[Some entries]
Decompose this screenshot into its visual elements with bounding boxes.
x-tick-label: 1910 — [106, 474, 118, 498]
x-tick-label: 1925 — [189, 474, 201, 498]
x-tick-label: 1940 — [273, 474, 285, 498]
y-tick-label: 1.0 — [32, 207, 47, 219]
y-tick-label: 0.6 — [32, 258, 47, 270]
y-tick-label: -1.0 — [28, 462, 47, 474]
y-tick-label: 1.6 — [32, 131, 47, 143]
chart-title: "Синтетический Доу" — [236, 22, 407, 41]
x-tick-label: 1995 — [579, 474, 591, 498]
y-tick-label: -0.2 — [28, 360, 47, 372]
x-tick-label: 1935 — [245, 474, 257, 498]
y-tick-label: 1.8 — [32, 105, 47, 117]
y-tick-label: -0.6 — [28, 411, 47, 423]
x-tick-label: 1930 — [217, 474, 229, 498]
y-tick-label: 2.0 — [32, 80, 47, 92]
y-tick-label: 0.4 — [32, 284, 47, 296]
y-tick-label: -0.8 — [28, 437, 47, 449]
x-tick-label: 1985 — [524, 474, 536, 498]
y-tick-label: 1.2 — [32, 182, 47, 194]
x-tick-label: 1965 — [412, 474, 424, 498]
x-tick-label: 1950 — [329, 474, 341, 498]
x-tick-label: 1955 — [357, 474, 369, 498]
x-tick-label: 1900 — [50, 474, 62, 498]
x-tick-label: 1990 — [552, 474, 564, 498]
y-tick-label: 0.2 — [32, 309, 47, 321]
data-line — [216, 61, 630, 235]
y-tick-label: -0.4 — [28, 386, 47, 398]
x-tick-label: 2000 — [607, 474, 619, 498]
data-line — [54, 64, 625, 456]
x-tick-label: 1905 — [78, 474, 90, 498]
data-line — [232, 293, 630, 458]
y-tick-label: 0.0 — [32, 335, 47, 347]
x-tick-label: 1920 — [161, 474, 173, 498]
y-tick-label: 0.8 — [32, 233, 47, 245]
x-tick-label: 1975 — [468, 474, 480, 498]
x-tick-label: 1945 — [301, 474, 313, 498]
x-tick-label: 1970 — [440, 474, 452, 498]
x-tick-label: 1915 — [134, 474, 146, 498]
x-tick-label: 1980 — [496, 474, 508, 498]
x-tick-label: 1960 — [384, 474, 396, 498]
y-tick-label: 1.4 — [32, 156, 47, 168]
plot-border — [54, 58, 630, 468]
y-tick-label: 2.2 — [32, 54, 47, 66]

◆ **BRIEF**:
Retype all of the entries above line for line, with no changes.

◆ **TASK SOLUTION**:
Decompose this screenshot into its visual elements with bounding boxes.
x-tick-label: 1910 — [106, 474, 118, 498]
x-tick-label: 1925 — [189, 474, 201, 498]
x-tick-label: 1940 — [273, 474, 285, 498]
y-tick-label: 1.0 — [32, 207, 47, 219]
y-tick-label: 0.6 — [32, 258, 47, 270]
y-tick-label: -1.0 — [28, 462, 47, 474]
y-tick-label: 1.6 — [32, 131, 47, 143]
chart-title: "Синтетический Доу" — [236, 22, 407, 41]
x-tick-label: 1995 — [579, 474, 591, 498]
y-tick-label: -0.2 — [28, 360, 47, 372]
x-tick-label: 1935 — [245, 474, 257, 498]
y-tick-label: 1.8 — [32, 105, 47, 117]
y-tick-label: -0.6 — [28, 411, 47, 423]
x-tick-label: 1930 — [217, 474, 229, 498]
y-tick-label: 2.0 — [32, 80, 47, 92]
y-tick-label: 0.4 — [32, 284, 47, 296]
y-tick-label: -0.8 — [28, 437, 47, 449]
x-tick-label: 1985 — [524, 474, 536, 498]
y-tick-label: 1.2 — [32, 182, 47, 194]
x-tick-label: 1965 — [412, 474, 424, 498]
x-tick-label: 1950 — [329, 474, 341, 498]
x-tick-label: 1955 — [357, 474, 369, 498]
x-tick-label: 1900 — [50, 474, 62, 498]
x-tick-label: 1990 — [552, 474, 564, 498]
y-tick-label: 0.2 — [32, 309, 47, 321]
data-line — [216, 61, 630, 235]
y-tick-label: -0.4 — [28, 386, 47, 398]
x-tick-label: 2000 — [607, 474, 619, 498]
data-line — [54, 64, 625, 456]
x-tick-label: 1905 — [78, 474, 90, 498]
data-line — [232, 293, 630, 458]
y-tick-label: 0.0 — [32, 335, 47, 347]
x-tick-label: 1920 — [161, 474, 173, 498]
y-tick-label: 0.8 — [32, 233, 47, 245]
x-tick-label: 1975 — [468, 474, 480, 498]
x-tick-label: 1945 — [301, 474, 313, 498]
x-tick-label: 1970 — [440, 474, 452, 498]
x-tick-label: 1915 — [134, 474, 146, 498]
x-tick-label: 1980 — [496, 474, 508, 498]
x-tick-label: 1960 — [384, 474, 396, 498]
y-tick-label: 1.4 — [32, 156, 47, 168]
plot-border — [54, 58, 630, 468]
y-tick-label: 2.2 — [32, 54, 47, 66]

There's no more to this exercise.